TASK TO COMPLETE :: In the listing below, locate the lines that hold the string "处五万元以上五十万元以下的罚款". Copy those lines.
>> begin DATA LINES
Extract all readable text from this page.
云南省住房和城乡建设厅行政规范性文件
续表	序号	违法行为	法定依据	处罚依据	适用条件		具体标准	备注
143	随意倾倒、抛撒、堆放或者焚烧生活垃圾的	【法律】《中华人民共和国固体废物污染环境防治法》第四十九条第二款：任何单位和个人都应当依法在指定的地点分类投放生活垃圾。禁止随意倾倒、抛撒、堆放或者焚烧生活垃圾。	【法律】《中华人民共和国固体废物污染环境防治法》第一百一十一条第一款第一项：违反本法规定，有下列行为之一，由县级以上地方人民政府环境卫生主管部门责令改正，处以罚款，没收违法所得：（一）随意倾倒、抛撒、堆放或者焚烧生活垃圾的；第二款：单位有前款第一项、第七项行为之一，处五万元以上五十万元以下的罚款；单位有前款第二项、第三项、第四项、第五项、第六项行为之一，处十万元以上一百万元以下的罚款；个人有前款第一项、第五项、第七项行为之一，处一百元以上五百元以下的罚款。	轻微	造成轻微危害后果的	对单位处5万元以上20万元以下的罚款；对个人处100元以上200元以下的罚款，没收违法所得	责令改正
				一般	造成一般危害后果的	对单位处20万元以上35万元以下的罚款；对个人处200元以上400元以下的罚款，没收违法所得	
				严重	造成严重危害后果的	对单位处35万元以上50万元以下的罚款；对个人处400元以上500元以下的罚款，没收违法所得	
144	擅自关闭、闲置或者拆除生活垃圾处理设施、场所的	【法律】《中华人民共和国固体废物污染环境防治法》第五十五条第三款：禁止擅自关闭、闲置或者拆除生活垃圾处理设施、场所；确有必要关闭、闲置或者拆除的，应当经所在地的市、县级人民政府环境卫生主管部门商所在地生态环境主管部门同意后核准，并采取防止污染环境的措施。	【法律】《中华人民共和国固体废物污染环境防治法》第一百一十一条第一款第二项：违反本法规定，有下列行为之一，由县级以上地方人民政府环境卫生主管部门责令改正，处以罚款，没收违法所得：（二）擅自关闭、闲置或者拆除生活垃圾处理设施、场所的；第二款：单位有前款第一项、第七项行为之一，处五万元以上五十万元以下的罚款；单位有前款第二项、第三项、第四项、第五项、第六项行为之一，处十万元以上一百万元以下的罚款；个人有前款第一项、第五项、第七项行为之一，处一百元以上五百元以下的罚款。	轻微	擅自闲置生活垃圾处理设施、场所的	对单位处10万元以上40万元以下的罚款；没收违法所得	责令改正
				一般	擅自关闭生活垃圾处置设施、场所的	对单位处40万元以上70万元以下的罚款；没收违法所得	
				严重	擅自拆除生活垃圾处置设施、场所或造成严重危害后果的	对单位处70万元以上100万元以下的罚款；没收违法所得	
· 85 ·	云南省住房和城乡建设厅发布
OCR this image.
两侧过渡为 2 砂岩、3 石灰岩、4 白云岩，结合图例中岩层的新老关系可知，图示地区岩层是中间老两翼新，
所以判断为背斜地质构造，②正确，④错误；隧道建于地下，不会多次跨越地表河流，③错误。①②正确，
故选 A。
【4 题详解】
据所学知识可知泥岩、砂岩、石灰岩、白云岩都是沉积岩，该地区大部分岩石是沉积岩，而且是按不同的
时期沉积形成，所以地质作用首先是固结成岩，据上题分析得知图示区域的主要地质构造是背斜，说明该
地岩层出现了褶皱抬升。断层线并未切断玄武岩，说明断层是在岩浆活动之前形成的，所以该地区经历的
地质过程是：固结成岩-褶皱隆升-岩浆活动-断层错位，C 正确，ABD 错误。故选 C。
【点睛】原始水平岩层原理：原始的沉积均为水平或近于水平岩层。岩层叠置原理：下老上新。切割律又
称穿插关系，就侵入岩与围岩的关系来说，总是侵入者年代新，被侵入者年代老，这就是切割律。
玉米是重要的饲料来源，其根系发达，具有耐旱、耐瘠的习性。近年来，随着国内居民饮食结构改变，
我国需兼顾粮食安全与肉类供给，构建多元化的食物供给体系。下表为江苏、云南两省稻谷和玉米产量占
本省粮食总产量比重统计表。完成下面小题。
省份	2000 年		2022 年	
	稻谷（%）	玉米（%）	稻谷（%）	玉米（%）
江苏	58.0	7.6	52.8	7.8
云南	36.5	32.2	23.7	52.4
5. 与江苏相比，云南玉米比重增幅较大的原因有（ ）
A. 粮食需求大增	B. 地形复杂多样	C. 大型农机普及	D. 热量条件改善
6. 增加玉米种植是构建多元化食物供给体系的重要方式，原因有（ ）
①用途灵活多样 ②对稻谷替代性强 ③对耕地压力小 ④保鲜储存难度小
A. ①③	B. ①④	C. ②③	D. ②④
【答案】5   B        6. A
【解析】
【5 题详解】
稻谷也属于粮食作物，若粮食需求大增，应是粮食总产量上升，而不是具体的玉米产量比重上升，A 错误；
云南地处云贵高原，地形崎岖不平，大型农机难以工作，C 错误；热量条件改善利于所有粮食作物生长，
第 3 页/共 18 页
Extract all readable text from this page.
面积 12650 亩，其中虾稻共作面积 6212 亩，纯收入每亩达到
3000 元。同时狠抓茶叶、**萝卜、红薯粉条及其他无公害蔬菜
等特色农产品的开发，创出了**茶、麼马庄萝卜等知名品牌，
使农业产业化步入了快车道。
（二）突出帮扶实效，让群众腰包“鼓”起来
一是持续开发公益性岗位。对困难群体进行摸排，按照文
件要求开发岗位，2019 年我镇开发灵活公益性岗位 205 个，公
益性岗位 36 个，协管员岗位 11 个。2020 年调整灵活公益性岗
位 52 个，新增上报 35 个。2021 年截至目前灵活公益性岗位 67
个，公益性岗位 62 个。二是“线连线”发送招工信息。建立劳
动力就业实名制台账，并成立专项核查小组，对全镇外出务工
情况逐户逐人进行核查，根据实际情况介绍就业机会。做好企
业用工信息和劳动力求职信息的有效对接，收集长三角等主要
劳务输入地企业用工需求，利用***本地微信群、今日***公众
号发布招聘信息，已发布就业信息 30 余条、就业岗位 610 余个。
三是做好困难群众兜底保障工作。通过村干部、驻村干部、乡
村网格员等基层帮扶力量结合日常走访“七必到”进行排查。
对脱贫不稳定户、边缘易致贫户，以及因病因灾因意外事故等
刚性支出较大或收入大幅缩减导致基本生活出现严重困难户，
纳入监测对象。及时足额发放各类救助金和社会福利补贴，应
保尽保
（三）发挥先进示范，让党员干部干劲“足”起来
>> end DATA LINES
OUTPUT OF THE TASK ::
143	随意倾倒、抛撒、堆放或者焚烧生活垃圾的	【法律】《中华人民共和国固体废物污染环境防治法》第四十九条第二款：任何单位和个人都应当依法在指定的地点分类投放生活垃圾。禁止随意倾倒、抛撒、堆放或者焚烧生活垃圾。	【法律】《中华人民共和国固体废物污染环境防治法》第一百一十一条第一款第一项：违反本法规定，有下列行为之一，由县级以上地方人民政府环境卫生主管部门责令改正，处以罚款，没收违法所得：（一）随意倾倒、抛撒、堆放或者焚烧生活垃圾的；第二款：单位有前款第一项、第七项行为之一，处五万元以上五十万元以下的罚款；单位有前款第二项、第三项、第四项、第五项、第六项行为之一，处十万元以上一百万元以下的罚款；个人有前款第一项、第五项、第七项行为之一，处一百元以上五百元以下的罚款。	轻微	造成轻微危害后果的	对单位处5万元以上20万元以下的罚款；对个人处100元以上200元以下的罚款，没收违法所得	责令改正
144	擅自关闭、闲置或者拆除生活垃圾处理设施、场所的	【法律】《中华人民共和国固体废物污染环境防治法》第五十五条第三款：禁止擅自关闭、闲置或者拆除生活垃圾处理设施、场所；确有必要关闭、闲置或者拆除的，应当经所在地的市、县级人民政府环境卫生主管部门商所在地生态环境主管部门同意后核准，并采取防止污染环境的措施。	【法律】《中华人民共和国固体废物污染环境防治法》第一百一十一条第一款第二项：违反本法规定，有下列行为之一，由县级以上地方人民政府环境卫生主管部门责令改正，处以罚款，没收违法所得：（二）擅自关闭、闲置或者拆除生活垃圾处理设施、场所的；第二款：单位有前款第一项、第七项行为之一，处五万元以上五十万元以下的罚款；单位有前款第二项、第三项、第四项、第五项、第六项行为之一，处十万元以上一百万元以下的罚款；个人有前款第一项、第五项、第七项行为之一，处一百元以上五百元以下的罚款。	轻微	擅自闲置生活垃圾处理设施、场所的	对单位处10万元以上40万元以下的罚款；没收违法所得	责令改正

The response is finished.